- Given data
====================

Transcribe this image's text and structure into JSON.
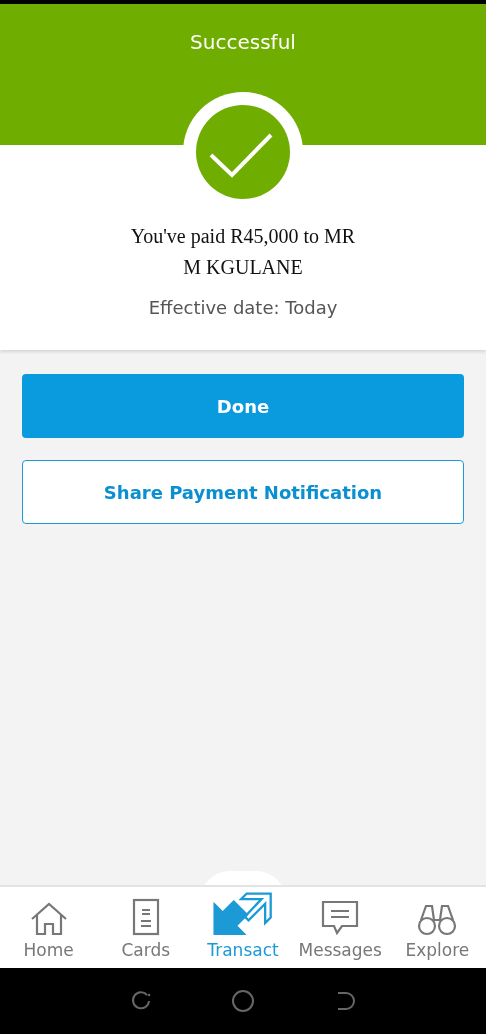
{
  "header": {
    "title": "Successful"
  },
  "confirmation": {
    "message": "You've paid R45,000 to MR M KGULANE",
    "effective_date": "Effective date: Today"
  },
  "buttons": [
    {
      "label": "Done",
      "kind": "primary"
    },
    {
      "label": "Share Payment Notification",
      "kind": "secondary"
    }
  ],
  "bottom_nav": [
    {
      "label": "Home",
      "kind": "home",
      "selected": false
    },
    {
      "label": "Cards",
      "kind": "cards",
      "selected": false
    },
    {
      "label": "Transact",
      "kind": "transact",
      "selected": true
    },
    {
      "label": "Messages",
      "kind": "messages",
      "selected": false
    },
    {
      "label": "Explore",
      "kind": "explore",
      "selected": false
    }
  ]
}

====================

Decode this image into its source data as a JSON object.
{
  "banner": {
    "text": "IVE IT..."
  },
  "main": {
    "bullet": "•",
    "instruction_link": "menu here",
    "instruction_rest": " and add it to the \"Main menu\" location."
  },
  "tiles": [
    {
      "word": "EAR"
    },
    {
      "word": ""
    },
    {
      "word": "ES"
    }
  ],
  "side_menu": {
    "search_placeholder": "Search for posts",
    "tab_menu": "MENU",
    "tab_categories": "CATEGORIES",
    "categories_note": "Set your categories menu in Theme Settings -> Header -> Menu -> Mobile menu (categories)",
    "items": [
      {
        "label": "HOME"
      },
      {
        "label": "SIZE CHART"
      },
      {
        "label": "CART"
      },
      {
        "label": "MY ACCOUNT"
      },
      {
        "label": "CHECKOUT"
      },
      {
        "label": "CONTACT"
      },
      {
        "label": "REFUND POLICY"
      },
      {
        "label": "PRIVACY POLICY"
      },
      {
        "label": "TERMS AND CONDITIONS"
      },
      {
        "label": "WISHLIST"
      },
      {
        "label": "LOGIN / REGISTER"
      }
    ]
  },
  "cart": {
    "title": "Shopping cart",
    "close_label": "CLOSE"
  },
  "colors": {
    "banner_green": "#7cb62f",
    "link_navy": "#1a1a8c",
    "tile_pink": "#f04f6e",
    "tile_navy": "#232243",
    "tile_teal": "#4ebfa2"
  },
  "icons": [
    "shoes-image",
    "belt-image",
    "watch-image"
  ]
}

====================

Copy out the lines that hold "JSON".

Transcribe this image's text and structure into JSON.
Decode this image into its source data as a JSON object.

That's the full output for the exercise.